15. Jahrgang | Nummer 23 | 12. November 2012

Jenseits von Afrika

von Frank-Rainer Schurich

In Zeiten von Kriegen bleibt von der Xenophilie (Fremdenfreundlichkeit) kaum etwas übrig, zumindest bei denen, die sich der jeweiligen herrschenden Kriegsideologie unterwerfen. Der Fremdenhass und die Angst vor Fremden (Xenophobie) steigen in das Unermessliche. Ist der Krieg dann zu Ende, bleiben in den Köpfen der Leute die Fronten oft verhärtet.
Ein Wolfgang A. Thomas-San-Galli hatte vor Jahrzehnten eine Beethoven-Biografie geschrieben, die er „Herrn Oberstleutnant a. D. KARL WYNEKEN … IN VEREHRUNG“ zueignete. Er nahm sich wie alle Biografen vor, Beethoven zu zeichnen, „wie er war; im Klang seiner Zeit, in seiner persönlichen Eigenart und ihn widerspiegelnd in seinen Werken“. Das scheint ihm völlig misslungen zu sein – Schmalz und Heldenpathos triefen aus allen Seiten.

------------------------------------------------

- [Zu bearbeiten]
A - Gib für jede der folgenden Aussagen an, ob sie mit dem Ausgangstext übereinstimmt, und antworte jeweils mit Ja oder Nein samt den entscheidenden Worten aus dem Ausgangstext als wörtlichem Zitat. (i) In Kriegszeiten wächst der Fremdenhass ins Unermessliche. (ii) Die Beethoven-Biografie ist einem Oberstleutnant a. D. gewidmet. (iii) Dem Biografen ist es gelungen, Beethoven so zu zeichnen, wie er war.
B - Schreibe aus den Zeilen unten den Abschnitt ab, der mit der ersten dieser Zeilen beginnt und mit der Zeile endet, die „cc-bar — [812, 624, 833, 734]“ enthält, beide Enden eingeschlossen.

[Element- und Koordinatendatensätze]

------------------------------------------------

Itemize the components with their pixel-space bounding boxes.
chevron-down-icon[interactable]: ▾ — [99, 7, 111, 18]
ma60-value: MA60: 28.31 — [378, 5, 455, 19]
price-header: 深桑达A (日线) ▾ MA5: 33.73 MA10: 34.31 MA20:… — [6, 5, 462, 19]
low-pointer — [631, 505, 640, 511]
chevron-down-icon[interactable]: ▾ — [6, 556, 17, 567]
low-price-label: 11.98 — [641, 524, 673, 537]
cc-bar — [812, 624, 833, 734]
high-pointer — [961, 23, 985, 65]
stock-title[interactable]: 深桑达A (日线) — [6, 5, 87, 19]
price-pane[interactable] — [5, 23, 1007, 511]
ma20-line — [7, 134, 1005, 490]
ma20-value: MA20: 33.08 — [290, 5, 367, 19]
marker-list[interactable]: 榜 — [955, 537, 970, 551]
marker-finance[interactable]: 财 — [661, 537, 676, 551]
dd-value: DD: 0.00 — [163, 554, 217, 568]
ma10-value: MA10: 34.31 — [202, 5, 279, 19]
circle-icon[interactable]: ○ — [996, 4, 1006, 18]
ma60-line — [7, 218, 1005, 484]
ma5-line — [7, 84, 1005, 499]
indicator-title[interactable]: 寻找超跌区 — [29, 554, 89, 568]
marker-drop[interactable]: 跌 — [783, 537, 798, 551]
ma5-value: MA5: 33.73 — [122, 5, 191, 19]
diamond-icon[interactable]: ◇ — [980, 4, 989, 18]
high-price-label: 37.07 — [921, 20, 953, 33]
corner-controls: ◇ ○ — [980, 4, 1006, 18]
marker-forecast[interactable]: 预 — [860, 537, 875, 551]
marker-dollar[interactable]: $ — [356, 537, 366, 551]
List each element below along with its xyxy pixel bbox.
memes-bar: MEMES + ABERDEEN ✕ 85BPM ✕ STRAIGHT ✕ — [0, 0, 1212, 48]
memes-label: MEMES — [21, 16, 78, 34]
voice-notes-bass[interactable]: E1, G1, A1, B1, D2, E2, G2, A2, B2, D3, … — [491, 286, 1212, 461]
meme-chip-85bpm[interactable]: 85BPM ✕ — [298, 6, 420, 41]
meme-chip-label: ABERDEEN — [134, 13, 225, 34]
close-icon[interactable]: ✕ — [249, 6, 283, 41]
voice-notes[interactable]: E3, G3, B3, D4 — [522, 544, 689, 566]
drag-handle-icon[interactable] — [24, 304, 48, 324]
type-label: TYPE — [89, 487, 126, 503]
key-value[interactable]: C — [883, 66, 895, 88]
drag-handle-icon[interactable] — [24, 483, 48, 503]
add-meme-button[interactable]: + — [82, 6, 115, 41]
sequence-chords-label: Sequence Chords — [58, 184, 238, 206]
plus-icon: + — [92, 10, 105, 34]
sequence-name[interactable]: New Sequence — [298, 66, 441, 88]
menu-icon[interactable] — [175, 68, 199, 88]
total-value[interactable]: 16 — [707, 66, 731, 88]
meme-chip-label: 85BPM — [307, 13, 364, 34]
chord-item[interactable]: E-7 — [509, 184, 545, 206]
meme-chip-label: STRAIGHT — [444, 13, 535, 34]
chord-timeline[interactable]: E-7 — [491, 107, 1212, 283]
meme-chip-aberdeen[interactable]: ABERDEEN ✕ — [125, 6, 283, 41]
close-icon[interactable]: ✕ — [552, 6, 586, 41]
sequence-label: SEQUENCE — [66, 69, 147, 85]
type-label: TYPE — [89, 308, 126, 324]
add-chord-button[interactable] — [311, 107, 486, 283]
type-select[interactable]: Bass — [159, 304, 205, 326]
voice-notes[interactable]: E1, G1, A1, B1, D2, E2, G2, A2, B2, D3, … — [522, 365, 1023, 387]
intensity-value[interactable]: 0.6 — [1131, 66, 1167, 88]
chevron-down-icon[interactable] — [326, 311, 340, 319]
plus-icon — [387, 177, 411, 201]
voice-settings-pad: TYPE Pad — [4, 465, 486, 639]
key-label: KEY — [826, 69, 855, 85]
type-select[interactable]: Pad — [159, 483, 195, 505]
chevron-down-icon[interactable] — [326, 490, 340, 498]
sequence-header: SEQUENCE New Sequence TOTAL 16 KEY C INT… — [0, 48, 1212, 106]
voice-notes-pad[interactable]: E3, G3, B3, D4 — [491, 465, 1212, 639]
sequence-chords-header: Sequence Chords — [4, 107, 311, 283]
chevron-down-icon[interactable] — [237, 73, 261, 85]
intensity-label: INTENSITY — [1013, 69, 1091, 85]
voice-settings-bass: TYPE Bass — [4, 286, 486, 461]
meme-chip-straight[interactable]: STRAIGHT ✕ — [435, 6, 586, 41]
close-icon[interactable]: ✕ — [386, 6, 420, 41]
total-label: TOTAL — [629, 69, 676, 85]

------------------------------------------------

- [Antworten je Aufgabe]
A -
(i) Ja: „Der Fremdenhass und die Angst vor Fremden (Xenophobie) steigen in das Unermessliche.“
(ii) Ja: „Herrn Oberstleutnant a. D. KARL WYNEKEN … IN VEREHRUNG“
(iii) Nein: „Das scheint ihm völlig misslungen zu sein“

B -
Itemize the components with their pixel-space bounding boxes.
chevron-down-icon[interactable]: ▾ — [99, 7, 111, 18]
ma60-value: MA60: 28.31 — [378, 5, 455, 19]
price-header: 深桑达A (日线) ▾ MA5: 33.73 MA10: 34.31 MA20:… — [6, 5, 462, 19]
low-pointer — [631, 505, 640, 511]
chevron-down-icon[interactable]: ▾ — [6, 556, 17, 567]
low-price-label: 11.98 — [641, 524, 673, 537]
cc-bar — [812, 624, 833, 734]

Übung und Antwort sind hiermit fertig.